▶ [SHORT TASK] Retype the records below word for word and omit any image.

[Saved entries]
○ ○ ○

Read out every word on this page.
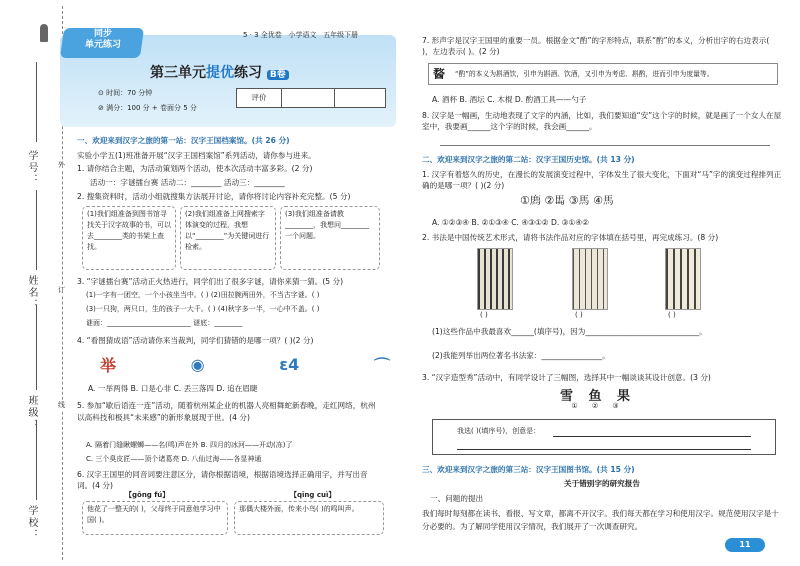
学号：
姓名：
班级：
学校：
外
订
线
同步
单元练习
5 · 3 全优卷 小学语文 五年级下册
第三单元提优练习 B卷
⊙ 时间：70 分钟
⊘ 满分：100 分 + 卷面分 5 分
评价
一、欢迎来到汉字之旅的第一站：汉字王国档案馆。(共 26 分)
实验小学五(1)班准备开展“汉字王国档案馆”系列活动，请你参与进来。
1. 请你结合主题，为活动策划两个活动，使本次活动丰富多彩。(2 分)
活动一：字谜擂台赛 活动二：________ 活动三：________
2. 搜集资料时，活动小组就搜集方法展开讨论，请你将讨论内容补充完整。(5 分)
(1)我们组准备到图书馆寻找关于汉字故事的书，可以去________类的书架上查找。
(2)我们组准备上网搜索字体演变的过程，我想以“________”为关键词进行检索。
(3)我们组准备请教________，我想问________一个问题。
3. “字谜擂台赛”活动正火热进行，同学们出了很多字谜，请你来猜一猜。(5 分)
(1)一字有一团空，一个小孩坐当中。( ) (2)田拉腕两田外，不当古字谜。( )
(3)一只狗，两只口，生的孩子一大千。( ) (4)秋字多一半，一心中不盖。( )
谜面：________________________ 谜底：________
4. “看图猜成语”活动请你来当裁判，同学们猜错的是哪一项？( )(2 分)
举	◉	ε4	⌒
A. 一举两得 B. 口是心非 C. 丢三落四 D. 追在眉睫
5. 参加“歇后语连一连”活动，随着杭州某企业的机器人亮相舞蛇新春晚，走红网络，杭州以高科技和极具“未来感”的新形象展现于世。(4 分)
A. 隔着门缝瞅螺蛳——名(鸣)声在外 B. 四月的冰河——开动(冻)了
C. 三个臭皮匠——顶个诸葛亮 D. 八仙过海——各显神通
6. 汉字王国里的同音词要注意区分，请你根据语境，根据语境选择正确用字，并写出音词。(4 分)
【gōng fú】	【qīng cuì】
他花了一整天的( )，父母终于同意他学习中国( )。
那偶大楼外面，传来小鸟( )的鸣叫声。
7. 形声字是汉字王国里的重要一员。根据金文“酌”的字形特点，联系“酌”的本义，分析出字的右边表示( )，左边表示( )。(2 分)
𨡭 “酌”的本义为斟酒饮，引申为斟酒、饮酒，又引申为考虑、斟酌，进而引申为度量等。
A. 酒杯 B. 酒坛 C. 木棍 D. 酌酒工具——勺子
8. 汉字是一幅画，生动地表现了文字的内涵，比如，我们要知道“安”这个字的时候，就是画了一个女人在屋室中，我要画______这个字的时候，我会画______。
二、欢迎来到汉字之旅的第二站：汉字王国历史馆。(共 13 分)
1. 汉字有着悠久的历史，在漫长的发展演变过程中，字体发生了很大变化，下面对“马”字的演变过程排列正确的是哪一项？( )(2 分)
①𢊁 ②𩡧 ③馬 ④馬
A. ①②③④ B. ②①③④ C. ④③①② D. ③①④②
2. 书法是中国传统艺术形式，请将书法作品对应的字体填在括号里，再完成练习。(8 分)
( )	( )	( )
(1)这些作品中我最喜欢______(填序号)，因为______________________________。
(2)我能列举出两位著名书法家：________________。
3. “汉字造型秀”活动中，有同学设计了三幅图，选择其中一幅谈谈其设计创意。(3 分)
雪 鱼 果
① ② ③
我选( )(填序号)，创意是：
三、欢迎来到汉字之旅的第三站：汉字王国图书馆。(共 15 分)
关于错别字的研究报告
一、问题的提出
我们每时每刻都在读书、看报、写文章，都离不开汉字。我们每天都在学习和使用汉字。规范使用汉字是十分必要的。为了解同学使用汉字情况，我们展开了一次调查研究。
11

○ ○ ○

▶ [FULL RESPONSE]
Read out every word on this page.
学号：
姓名：
班级：
学校：
外
订
线
同步
单元练习
5 · 3 全优卷 小学语文 五年级下册
第三单元提优练习 B卷
⊙ 时间：70 分钟
⊘ 满分：100 分 + 卷面分 5 分
评价
一、欢迎来到汉字之旅的第一站：汉字王国档案馆。(共 26 分)
实验小学五(1)班准备开展“汉字王国档案馆”系列活动，请你参与进来。
1. 请你结合主题，为活动策划两个活动，使本次活动丰富多彩。(2 分)
活动一：字谜擂台赛 活动二：________ 活动三：________
2. 搜集资料时，活动小组就搜集方法展开讨论，请你将讨论内容补充完整。(5 分)
(1)我们组准备到图书馆寻找关于汉字故事的书，可以去________类的书架上查找。
(2)我们组准备上网搜索字体演变的过程，我想以“________”为关键词进行检索。
(3)我们组准备请教________，我想问________一个问题。
3. “字谜擂台赛”活动正火热进行，同学们出了很多字谜，请你来猜一猜。(5 分)
(1)一字有一团空，一个小孩坐当中。( ) (2)田拉腕两田外，不当古字谜。( )
(3)一只狗，两只口，生的孩子一大千。( ) (4)秋字多一半，一心中不盖。( )
谜面：________________________ 谜底：________
4. “看图猜成语”活动请你来当裁判，同学们猜错的是哪一项？( )(2 分)
举	◉	ε4	⌒
A. 一举两得 B. 口是心非 C. 丢三落四 D. 追在眉睫
5. 参加“歇后语连一连”活动，随着杭州某企业的机器人亮相舞蛇新春晚，走红网络，杭州以高科技和极具“未来感”的新形象展现于世。(4 分)
A. 隔着门缝瞅螺蛳——名(鸣)声在外 B. 四月的冰河——开动(冻)了
C. 三个臭皮匠——顶个诸葛亮 D. 八仙过海——各显神通
6. 汉字王国里的同音词要注意区分，请你根据语境，根据语境选择正确用字，并写出音词。(4 分)
【gōng fú】	【qīng cuì】
他花了一整天的( )，父母终于同意他学习中国( )。
那偶大楼外面，传来小鸟( )的鸣叫声。
7. 形声字是汉字王国里的重要一员。根据金文“酌”的字形特点，联系“酌”的本义，分析出字的右边表示( )，左边表示( )。(2 分)
𨡭 “酌”的本义为斟酒饮，引申为斟酒、饮酒，又引申为考虑、斟酌，进而引申为度量等。
A. 酒杯 B. 酒坛 C. 木棍 D. 酌酒工具——勺子
8. 汉字是一幅画，生动地表现了文字的内涵，比如，我们要知道“安”这个字的时候，就是画了一个女人在屋室中，我要画______这个字的时候，我会画______。
二、欢迎来到汉字之旅的第二站：汉字王国历史馆。(共 13 分)
1. 汉字有着悠久的历史，在漫长的发展演变过程中，字体发生了很大变化，下面对“马”字的演变过程排列正确的是哪一项？( )(2 分)
①𢊁 ②𩡧 ③馬 ④馬
A. ①②③④ B. ②①③④ C. ④③①② D. ③①④②
2. 书法是中国传统艺术形式，请将书法作品对应的字体填在括号里，再完成练习。(8 分)
( )	( )	( )
(1)这些作品中我最喜欢______(填序号)，因为______________________________。
(2)我能列举出两位著名书法家：________________。
3. “汉字造型秀”活动中，有同学设计了三幅图，选择其中一幅谈谈其设计创意。(3 分)
雪 鱼 果
① ② ③
我选( )(填序号)，创意是：
三、欢迎来到汉字之旅的第三站：汉字王国图书馆。(共 15 分)
关于错别字的研究报告
一、问题的提出
我们每时每刻都在读书、看报、写文章，都离不开汉字。我们每天都在学习和使用汉字。规范使用汉字是十分必要的。为了解同学使用汉字情况，我们展开了一次调查研究。
11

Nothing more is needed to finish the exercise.